◆ Given task ◆
Return each line that holds the word "columns".

◆ Records shown ◆
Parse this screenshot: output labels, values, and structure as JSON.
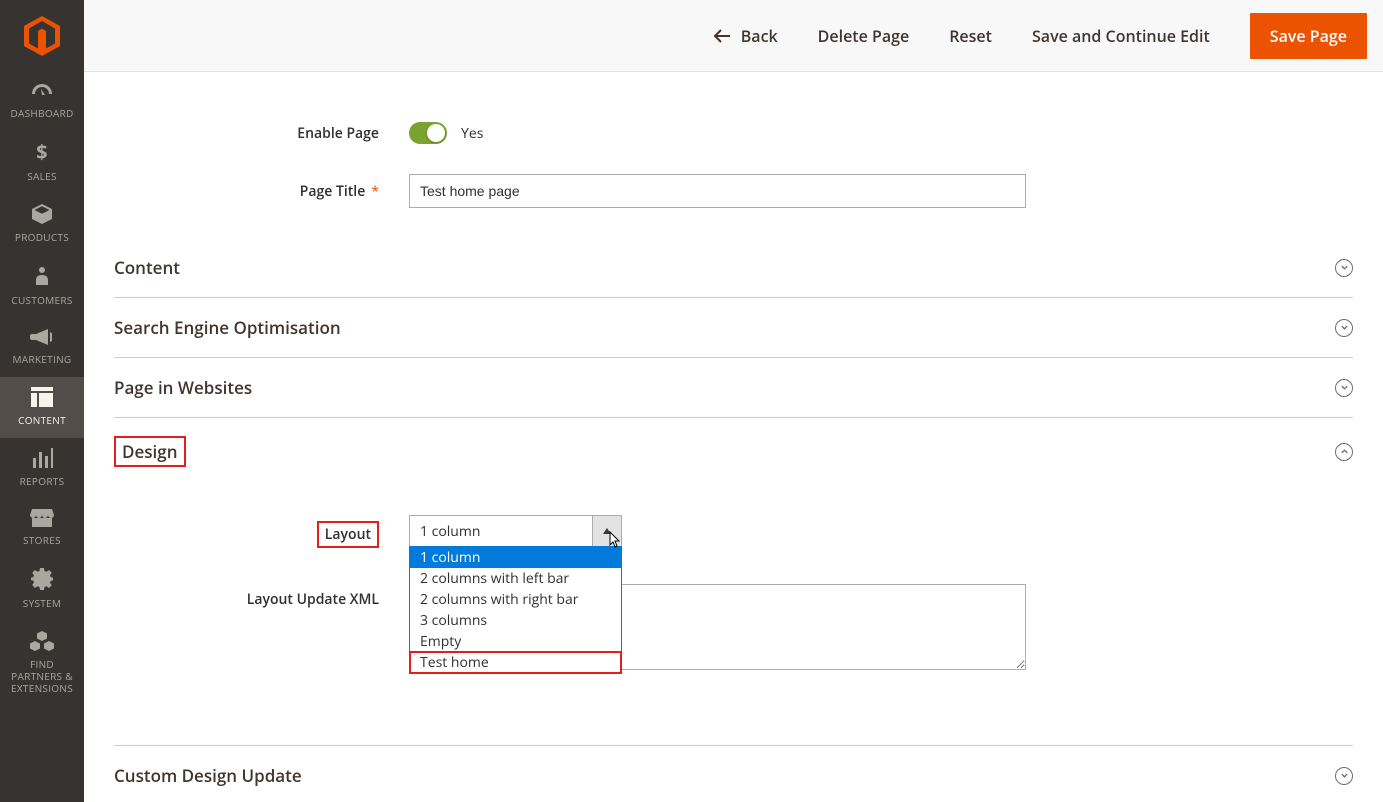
{
  "sidebar": {
    "items": [
      {
        "label": "DASHBOARD",
        "icon": "dashboard"
      },
      {
        "label": "SALES",
        "icon": "dollar"
      },
      {
        "label": "PRODUCTS",
        "icon": "box"
      },
      {
        "label": "CUSTOMERS",
        "icon": "person"
      },
      {
        "label": "MARKETING",
        "icon": "megaphone"
      },
      {
        "label": "CONTENT",
        "icon": "layout",
        "active": true
      },
      {
        "label": "REPORTS",
        "icon": "bars"
      },
      {
        "label": "STORES",
        "icon": "storefront"
      },
      {
        "label": "SYSTEM",
        "icon": "gear"
      },
      {
        "label": "FIND PARTNERS & EXTENSIONS",
        "icon": "cubes"
      }
    ]
  },
  "topActions": {
    "back": "Back",
    "deletePage": "Delete Page",
    "reset": "Reset",
    "saveContinue": "Save and Continue Edit",
    "savePage": "Save Page"
  },
  "form": {
    "enablePage": {
      "label": "Enable Page",
      "valueText": "Yes",
      "on": true
    },
    "pageTitle": {
      "label": "Page Title",
      "value": "Test home page"
    },
    "layoutUpdateXml": {
      "label": "Layout Update XML",
      "value": ""
    }
  },
  "accordions": {
    "content": {
      "title": "Content",
      "expanded": false
    },
    "seo": {
      "title": "Search Engine Optimisation",
      "expanded": false
    },
    "pageInWebsites": {
      "title": "Page in Websites",
      "expanded": false
    },
    "design": {
      "title": "Design",
      "expanded": true
    },
    "customDesignUpdate": {
      "title": "Custom Design Update",
      "expanded": false
    }
  },
  "design": {
    "layoutLabel": "Layout",
    "layoutSelected": "1 column",
    "layoutOptions": [
      "1 column",
      "2 columns with left bar",
      "2 columns with right bar",
      "3 columns",
      "Empty",
      "Test home"
    ],
    "highlightedOption": "Test home"
  },
  "colors": {
    "accent": "#eb5202",
    "highlight": "#e41d1d",
    "link": "#007bdb",
    "sidebar": "#373330",
    "toggleOn": "#79a22e"
  }
}
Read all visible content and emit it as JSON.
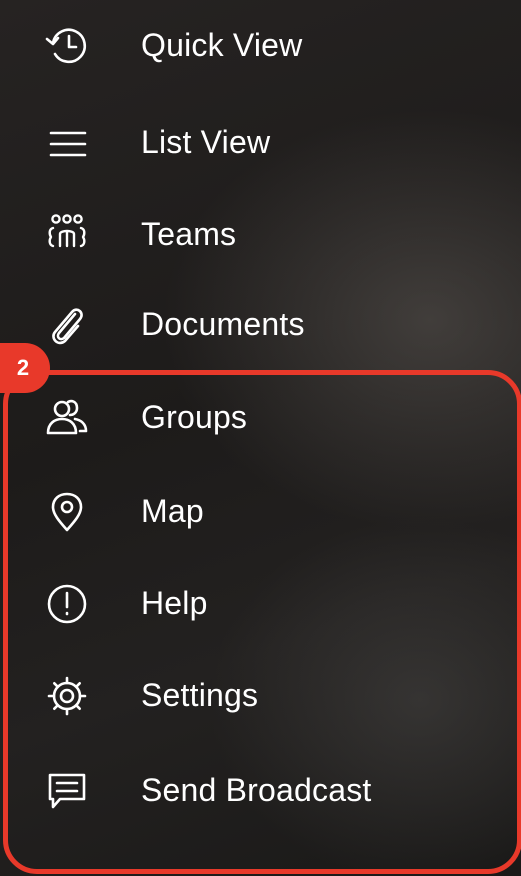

◆ Answer ◆
      "2 columns with left bar",
      "2 columns with right bar",
      "3 columns",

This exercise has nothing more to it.